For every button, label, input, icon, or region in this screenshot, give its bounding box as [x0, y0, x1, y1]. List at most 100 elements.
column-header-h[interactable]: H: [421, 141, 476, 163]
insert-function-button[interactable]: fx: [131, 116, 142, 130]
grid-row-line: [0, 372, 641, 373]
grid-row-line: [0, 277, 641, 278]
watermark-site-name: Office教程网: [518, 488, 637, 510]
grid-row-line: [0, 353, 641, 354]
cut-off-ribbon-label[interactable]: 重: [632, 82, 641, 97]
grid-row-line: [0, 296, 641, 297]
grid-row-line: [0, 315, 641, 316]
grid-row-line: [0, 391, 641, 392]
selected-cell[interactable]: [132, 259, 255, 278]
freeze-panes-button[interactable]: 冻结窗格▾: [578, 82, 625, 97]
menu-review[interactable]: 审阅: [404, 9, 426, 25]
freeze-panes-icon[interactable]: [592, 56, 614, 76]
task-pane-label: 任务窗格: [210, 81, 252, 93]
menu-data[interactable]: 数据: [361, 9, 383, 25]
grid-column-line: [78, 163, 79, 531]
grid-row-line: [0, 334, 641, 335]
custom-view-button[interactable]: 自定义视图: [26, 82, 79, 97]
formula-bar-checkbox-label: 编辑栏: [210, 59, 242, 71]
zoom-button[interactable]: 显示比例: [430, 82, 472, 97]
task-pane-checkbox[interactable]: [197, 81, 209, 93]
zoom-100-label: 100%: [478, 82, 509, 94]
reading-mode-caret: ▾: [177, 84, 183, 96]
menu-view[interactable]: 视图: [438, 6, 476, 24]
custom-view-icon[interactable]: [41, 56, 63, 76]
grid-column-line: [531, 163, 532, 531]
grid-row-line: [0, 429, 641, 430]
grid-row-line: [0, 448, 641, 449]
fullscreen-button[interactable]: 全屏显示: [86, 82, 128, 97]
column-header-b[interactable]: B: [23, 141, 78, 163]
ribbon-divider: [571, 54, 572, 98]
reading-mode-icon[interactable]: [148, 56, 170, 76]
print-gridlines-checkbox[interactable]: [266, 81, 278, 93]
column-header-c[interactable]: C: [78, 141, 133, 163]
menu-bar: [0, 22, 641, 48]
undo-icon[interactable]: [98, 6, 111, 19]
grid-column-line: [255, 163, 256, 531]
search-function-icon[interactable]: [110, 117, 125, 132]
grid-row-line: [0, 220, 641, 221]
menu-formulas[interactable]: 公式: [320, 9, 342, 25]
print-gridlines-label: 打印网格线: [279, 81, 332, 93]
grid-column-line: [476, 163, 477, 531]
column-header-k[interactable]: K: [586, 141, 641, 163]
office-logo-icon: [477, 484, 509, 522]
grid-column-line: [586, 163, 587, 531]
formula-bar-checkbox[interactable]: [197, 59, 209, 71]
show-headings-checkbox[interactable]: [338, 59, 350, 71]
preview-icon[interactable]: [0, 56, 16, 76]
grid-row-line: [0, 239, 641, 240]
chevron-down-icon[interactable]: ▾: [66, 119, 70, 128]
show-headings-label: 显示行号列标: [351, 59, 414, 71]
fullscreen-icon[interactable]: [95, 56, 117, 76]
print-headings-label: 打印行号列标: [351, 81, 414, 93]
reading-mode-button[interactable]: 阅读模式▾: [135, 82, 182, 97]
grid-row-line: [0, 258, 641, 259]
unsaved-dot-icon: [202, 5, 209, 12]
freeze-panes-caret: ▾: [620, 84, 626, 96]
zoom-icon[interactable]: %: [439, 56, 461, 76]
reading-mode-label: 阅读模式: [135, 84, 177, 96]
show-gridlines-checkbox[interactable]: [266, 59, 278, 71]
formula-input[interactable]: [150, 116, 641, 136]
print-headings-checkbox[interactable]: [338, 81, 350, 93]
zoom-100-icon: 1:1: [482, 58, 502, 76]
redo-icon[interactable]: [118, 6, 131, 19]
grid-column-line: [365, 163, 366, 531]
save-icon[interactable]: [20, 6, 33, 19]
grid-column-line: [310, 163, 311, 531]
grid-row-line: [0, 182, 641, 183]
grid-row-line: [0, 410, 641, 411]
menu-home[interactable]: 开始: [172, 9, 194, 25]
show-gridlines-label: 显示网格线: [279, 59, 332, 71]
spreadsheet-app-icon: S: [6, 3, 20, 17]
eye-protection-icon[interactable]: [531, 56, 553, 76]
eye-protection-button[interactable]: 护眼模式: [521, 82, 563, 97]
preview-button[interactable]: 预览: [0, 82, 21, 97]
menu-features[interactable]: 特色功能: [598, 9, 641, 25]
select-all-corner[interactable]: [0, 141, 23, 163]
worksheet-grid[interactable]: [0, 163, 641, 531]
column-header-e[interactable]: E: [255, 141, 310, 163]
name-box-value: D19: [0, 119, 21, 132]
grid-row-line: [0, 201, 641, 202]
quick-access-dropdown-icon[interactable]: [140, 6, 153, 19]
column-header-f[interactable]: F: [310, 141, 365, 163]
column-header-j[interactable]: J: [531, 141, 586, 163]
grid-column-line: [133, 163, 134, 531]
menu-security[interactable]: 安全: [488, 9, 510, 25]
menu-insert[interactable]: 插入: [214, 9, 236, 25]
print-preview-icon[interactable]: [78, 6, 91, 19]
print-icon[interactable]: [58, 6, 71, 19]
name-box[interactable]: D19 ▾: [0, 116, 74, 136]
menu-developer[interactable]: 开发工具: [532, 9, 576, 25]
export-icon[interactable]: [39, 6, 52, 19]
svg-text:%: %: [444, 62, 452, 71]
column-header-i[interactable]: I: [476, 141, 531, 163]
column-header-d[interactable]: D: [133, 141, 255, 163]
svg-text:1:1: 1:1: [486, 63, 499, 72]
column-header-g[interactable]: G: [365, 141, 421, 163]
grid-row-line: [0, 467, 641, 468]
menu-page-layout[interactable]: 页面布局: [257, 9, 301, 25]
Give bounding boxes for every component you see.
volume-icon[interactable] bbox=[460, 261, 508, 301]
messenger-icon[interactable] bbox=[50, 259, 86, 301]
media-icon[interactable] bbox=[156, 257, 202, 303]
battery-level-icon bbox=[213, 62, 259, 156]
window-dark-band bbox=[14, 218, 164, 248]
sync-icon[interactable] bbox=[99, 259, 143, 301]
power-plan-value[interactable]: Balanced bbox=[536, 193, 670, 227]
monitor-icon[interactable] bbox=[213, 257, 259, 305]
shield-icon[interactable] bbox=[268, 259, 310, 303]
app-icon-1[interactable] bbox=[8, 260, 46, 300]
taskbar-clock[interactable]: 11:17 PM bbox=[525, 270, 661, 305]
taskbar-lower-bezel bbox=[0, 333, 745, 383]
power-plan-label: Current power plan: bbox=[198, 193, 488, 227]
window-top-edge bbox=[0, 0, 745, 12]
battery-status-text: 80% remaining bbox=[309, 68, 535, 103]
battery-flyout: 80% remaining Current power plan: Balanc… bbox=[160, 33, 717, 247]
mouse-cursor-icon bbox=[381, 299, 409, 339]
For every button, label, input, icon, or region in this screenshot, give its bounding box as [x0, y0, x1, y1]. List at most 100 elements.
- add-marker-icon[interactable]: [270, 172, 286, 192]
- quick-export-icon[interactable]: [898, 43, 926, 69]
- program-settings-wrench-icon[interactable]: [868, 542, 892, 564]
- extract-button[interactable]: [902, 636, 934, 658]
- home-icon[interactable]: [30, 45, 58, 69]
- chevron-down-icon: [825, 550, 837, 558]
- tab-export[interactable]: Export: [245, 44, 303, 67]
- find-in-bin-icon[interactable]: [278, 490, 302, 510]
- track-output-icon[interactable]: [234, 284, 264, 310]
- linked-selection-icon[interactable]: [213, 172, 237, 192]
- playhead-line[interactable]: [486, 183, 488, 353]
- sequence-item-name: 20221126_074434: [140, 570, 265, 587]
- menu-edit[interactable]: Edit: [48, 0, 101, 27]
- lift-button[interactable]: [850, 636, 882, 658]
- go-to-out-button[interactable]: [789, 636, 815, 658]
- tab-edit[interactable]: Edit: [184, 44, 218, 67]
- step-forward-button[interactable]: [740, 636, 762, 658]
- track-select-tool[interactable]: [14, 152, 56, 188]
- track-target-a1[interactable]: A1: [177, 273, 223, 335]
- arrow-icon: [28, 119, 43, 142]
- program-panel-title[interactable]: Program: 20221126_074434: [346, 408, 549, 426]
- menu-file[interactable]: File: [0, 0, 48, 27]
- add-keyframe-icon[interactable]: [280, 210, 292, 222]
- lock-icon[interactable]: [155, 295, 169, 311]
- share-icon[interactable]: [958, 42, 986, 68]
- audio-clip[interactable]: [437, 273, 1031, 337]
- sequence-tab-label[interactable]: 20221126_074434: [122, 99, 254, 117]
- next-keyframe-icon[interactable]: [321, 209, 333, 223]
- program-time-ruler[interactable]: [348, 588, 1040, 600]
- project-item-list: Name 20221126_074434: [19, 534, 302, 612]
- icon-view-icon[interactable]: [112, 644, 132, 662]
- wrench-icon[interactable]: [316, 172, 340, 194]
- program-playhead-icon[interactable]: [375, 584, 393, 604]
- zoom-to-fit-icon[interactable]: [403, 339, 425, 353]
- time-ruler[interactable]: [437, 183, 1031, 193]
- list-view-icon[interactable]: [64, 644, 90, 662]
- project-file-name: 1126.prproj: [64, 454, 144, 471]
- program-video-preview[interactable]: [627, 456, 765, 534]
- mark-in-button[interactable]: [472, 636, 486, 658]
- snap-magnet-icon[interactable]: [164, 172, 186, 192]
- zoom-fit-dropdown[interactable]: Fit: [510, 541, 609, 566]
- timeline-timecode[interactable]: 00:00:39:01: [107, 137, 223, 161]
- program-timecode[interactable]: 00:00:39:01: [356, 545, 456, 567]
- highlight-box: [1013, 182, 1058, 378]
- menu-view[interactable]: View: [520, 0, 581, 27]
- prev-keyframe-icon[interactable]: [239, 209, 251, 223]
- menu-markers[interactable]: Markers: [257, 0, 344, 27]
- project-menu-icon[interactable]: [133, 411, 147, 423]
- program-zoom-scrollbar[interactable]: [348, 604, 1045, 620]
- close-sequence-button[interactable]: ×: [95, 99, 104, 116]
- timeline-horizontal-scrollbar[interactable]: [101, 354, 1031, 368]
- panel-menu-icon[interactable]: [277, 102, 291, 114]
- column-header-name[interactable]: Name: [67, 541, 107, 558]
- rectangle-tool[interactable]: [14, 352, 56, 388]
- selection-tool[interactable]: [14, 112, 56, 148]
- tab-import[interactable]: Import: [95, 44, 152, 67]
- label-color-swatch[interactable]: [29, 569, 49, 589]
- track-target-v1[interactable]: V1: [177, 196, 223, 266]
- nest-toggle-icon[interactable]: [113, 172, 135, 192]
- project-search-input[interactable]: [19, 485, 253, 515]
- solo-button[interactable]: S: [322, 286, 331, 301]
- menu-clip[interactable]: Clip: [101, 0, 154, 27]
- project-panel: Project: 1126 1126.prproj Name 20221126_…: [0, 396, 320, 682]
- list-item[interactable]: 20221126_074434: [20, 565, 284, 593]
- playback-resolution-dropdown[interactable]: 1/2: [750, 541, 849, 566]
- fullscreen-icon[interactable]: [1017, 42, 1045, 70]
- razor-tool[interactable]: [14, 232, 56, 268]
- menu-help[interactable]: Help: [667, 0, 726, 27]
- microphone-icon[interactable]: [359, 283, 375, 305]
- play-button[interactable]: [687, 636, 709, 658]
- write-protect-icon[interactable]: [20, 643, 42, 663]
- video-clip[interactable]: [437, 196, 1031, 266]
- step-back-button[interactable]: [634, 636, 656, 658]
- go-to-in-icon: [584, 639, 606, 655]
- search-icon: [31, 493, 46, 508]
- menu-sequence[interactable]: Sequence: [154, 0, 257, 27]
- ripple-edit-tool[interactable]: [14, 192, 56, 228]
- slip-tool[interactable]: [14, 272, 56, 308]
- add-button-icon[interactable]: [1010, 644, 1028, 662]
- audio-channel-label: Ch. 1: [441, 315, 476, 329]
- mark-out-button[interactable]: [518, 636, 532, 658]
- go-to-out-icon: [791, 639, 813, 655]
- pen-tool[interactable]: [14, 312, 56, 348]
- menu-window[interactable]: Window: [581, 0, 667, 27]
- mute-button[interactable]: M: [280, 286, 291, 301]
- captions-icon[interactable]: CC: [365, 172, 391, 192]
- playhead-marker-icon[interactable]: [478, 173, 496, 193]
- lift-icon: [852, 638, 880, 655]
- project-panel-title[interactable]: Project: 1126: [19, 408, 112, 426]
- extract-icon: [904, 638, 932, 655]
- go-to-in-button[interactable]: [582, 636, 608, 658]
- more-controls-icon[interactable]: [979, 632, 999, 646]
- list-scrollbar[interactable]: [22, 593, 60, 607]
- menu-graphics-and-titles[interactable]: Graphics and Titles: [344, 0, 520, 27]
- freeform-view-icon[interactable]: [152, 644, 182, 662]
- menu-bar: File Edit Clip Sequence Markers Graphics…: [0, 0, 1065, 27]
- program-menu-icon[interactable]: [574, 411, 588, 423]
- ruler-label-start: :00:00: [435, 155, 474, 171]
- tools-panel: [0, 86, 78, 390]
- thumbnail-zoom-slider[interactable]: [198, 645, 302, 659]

━━━━━━━━━━━━━━━━━━━━━━━━━━━━━━

PROBLEM TO SOLVE: Can you write out, word for word, the lines from the very first one through the line containing "grid-row-line: [0, 277, 641, 278]", including both of those lines?

FINAL RESULT:
For every button, label, input, icon, or region in this screenshot, give its bounding box as [x0, y0, x1, y1]. List at most 100 elements.
column-header-h[interactable]: H: [421, 141, 476, 163]
insert-function-button[interactable]: fx: [131, 116, 142, 130]
grid-row-line: [0, 372, 641, 373]
grid-row-line: [0, 277, 641, 278]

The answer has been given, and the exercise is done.